▸ STUDY TEXT:
++++++++

Five weeks ago I welcomed my fifth baby to my family. That still blows my mind–five kids!! It feels like a circus at my house. I want to say I love every second of it, but let’s be real. I have five kids and one of them is a newborn. It has been hard.
I spent the majority of 2018 being pregnant. As the end of my pregnancy grew closer, my doctor was sure I would go early on my own, since I was dilated to 3 cm at 37 weeks. I told him NOPE, that doesn’t happen with me. And I guess we would see who was right.
It was me. I was right. Yay.
I scheduled an induction at 39.5 weeks, the day after school started. I spent a good part of that day in waiting agony, afraid they would never call me in and therefore I would be pregnant forever. The last trimester of this pregnancy was torturous for me. The baby felt huge and seemed to somehow be scraping my stomach from the inside. Taking a simple walk was extremely painful at times. My uterus must tilt outwards because my belly is just enormous and so very heavy. I’d never been more exhausted in my life than I was with this pregnancy. But finally, just after 3 pm, they called me in. Hallelujah! Off to the hospital we went.

++++++++

[Records taken from a dataset]
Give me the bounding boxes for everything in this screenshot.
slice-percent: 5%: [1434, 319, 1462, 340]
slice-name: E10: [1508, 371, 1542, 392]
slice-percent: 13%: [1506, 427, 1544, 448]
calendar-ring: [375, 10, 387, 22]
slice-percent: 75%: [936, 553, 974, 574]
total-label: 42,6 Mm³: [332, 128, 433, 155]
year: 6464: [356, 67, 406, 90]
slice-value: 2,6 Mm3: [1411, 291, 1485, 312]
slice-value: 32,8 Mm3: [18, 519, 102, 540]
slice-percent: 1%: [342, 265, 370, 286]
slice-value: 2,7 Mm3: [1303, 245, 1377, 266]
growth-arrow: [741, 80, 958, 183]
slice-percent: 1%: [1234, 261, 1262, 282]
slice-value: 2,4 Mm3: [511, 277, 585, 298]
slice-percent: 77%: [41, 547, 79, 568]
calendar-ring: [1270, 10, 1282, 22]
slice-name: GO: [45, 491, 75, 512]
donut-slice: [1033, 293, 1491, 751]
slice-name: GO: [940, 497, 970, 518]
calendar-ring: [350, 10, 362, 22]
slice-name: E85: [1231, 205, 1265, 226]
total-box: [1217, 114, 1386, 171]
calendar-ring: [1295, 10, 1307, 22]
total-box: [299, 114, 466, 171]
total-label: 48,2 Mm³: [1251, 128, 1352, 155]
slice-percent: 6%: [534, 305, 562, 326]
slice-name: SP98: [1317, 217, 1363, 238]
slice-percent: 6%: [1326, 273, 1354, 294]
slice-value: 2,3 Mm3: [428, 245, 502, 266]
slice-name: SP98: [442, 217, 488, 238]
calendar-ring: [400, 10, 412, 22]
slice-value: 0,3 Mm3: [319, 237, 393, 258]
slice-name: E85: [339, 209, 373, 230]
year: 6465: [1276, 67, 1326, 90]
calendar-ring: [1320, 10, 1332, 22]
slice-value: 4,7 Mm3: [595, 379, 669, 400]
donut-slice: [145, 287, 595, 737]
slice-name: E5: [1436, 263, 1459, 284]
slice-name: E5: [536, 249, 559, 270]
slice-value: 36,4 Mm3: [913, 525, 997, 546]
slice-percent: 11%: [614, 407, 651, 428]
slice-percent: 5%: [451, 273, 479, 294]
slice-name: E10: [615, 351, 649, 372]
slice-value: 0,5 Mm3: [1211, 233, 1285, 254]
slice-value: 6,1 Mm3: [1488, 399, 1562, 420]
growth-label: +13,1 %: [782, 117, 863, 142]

++++++++

▸ TASK REQUIREMENTS:
1: In the birth story, at how many weeks did the author schedule the induction?
2: Write out everything in the birth story from "I spent the" down to "who was right.".
The listing has nothing to do with what is asked here.

▸ WRITTEN ANSWERS:
1: The induction was scheduled at 39.5 weeks.

2:
I spent the majority of 2018 being pregnant. As the end of my pregnancy grew closer, my doctor was sure I would go early on my own, since I was dilated to 3 cm at 37 weeks. I told him NOPE, that doesn’t happen with me. And I guess we would see who was right.